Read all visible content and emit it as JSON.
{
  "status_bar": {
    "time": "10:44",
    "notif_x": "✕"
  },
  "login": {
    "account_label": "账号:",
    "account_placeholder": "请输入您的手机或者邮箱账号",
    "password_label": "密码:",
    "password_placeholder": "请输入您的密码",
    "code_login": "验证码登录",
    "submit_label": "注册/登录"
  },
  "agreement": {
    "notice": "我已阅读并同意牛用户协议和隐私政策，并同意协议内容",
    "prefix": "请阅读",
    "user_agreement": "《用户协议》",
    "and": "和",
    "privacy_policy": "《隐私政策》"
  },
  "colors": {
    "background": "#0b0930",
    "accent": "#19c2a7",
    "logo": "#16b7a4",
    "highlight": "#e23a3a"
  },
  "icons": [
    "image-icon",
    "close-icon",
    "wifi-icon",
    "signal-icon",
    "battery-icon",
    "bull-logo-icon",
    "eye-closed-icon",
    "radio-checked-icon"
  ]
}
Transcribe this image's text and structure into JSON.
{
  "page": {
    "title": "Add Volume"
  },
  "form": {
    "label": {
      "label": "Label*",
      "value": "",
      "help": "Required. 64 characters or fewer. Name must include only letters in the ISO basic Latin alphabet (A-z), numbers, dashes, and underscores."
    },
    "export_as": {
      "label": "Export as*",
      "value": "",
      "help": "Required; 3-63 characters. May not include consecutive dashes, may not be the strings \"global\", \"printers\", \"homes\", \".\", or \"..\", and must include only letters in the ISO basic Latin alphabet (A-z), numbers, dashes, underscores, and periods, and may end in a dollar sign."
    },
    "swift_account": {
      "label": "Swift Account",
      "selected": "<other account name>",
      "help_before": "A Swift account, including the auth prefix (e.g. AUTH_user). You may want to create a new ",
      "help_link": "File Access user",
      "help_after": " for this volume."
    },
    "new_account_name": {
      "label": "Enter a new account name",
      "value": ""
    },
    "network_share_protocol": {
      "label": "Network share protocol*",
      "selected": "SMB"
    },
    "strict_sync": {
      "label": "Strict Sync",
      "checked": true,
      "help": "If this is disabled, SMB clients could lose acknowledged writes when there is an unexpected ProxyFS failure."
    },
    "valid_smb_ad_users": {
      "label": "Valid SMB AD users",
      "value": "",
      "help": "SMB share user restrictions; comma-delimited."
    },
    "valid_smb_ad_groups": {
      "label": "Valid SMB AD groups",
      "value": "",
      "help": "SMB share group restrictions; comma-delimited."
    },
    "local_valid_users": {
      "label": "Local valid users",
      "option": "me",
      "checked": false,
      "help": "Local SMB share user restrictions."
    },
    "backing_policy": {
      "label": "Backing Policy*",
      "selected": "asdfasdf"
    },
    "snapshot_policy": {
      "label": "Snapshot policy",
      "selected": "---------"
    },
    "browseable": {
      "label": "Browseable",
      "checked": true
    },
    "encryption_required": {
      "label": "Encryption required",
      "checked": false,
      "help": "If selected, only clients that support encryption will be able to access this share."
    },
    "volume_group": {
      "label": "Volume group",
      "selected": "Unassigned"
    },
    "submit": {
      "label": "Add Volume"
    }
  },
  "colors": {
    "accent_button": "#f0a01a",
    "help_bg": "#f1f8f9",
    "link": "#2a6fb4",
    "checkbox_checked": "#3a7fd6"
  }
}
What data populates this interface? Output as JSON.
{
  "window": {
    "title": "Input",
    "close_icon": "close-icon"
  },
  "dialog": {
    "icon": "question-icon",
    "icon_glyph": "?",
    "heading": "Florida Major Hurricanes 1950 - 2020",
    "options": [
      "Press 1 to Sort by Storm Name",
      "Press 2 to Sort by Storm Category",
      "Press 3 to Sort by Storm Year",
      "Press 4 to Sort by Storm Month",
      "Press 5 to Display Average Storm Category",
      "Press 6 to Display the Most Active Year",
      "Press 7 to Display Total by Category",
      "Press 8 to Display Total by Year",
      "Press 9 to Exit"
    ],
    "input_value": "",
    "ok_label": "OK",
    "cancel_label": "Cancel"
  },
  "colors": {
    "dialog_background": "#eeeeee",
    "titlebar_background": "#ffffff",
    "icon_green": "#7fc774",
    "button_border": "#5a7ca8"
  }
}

--------------------

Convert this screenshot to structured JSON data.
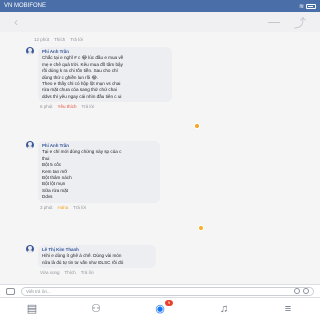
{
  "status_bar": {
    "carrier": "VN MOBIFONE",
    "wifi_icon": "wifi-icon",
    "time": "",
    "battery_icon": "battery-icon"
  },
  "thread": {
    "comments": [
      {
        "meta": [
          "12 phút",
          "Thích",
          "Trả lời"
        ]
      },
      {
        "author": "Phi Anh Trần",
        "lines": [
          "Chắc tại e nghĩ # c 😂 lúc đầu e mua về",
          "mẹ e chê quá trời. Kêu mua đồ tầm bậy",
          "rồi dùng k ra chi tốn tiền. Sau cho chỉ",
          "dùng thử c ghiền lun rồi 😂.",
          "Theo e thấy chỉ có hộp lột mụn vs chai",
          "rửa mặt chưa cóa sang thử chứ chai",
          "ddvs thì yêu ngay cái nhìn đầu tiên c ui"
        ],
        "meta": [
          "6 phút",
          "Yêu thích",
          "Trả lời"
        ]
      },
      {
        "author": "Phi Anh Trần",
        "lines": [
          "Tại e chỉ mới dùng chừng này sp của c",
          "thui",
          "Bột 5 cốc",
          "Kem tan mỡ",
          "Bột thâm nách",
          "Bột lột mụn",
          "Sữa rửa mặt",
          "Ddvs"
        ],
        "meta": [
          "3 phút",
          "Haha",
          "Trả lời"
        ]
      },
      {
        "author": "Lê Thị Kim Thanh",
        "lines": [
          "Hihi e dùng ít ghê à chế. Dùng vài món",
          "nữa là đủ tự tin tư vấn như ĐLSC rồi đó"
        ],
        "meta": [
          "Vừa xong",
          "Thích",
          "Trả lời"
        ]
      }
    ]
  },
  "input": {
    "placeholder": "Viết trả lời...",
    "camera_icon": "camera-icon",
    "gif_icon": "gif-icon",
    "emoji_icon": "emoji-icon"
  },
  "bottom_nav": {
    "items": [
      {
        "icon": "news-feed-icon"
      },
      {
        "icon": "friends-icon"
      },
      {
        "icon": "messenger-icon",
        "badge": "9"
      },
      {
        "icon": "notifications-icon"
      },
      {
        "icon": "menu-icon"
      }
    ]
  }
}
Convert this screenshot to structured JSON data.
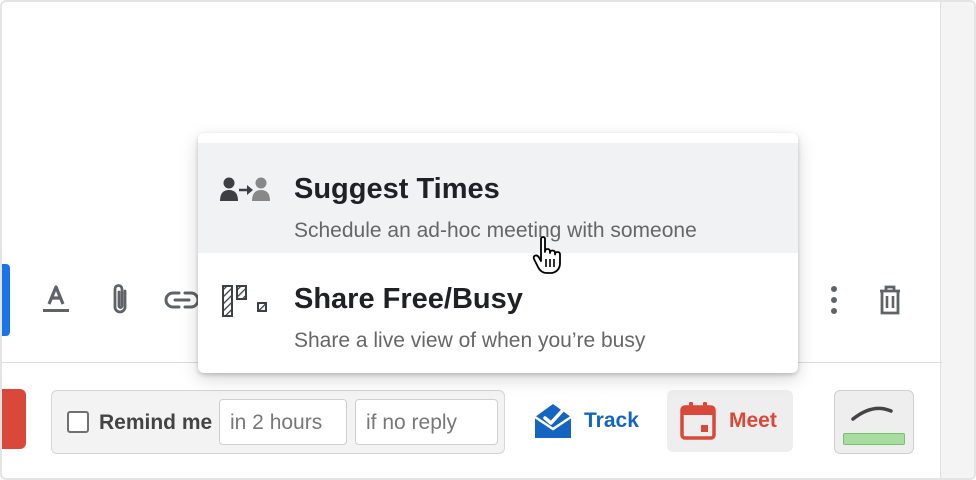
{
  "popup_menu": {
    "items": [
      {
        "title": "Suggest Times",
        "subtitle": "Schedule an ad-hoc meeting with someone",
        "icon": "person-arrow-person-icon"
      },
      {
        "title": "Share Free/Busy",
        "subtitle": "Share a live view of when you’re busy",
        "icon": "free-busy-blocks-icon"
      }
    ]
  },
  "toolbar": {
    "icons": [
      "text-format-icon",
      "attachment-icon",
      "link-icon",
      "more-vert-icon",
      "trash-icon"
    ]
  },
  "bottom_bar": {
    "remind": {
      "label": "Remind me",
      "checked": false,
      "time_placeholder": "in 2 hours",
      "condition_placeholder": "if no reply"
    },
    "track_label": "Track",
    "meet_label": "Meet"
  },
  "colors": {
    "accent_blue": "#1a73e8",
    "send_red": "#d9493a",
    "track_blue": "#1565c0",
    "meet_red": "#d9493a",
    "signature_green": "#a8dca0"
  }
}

--------------------

(Set exercise) From the entries above, extract each line containing "must".

(Finished answer)
      "help": "Required. 64 characters or fewer. Name must include only letters in the ISO basic Latin alphabet (A-z), numbers, dashes, and underscores."
      "help": "Required; 3-63 characters. May not include consecutive dashes, may not be the strings \"global\", \"printers\", \"homes\", \".\", or \"..\", and must include only letters in the ISO basic Latin alphabet (A-z), numbers, dashes, underscores, and periods, and may end in a dollar sign."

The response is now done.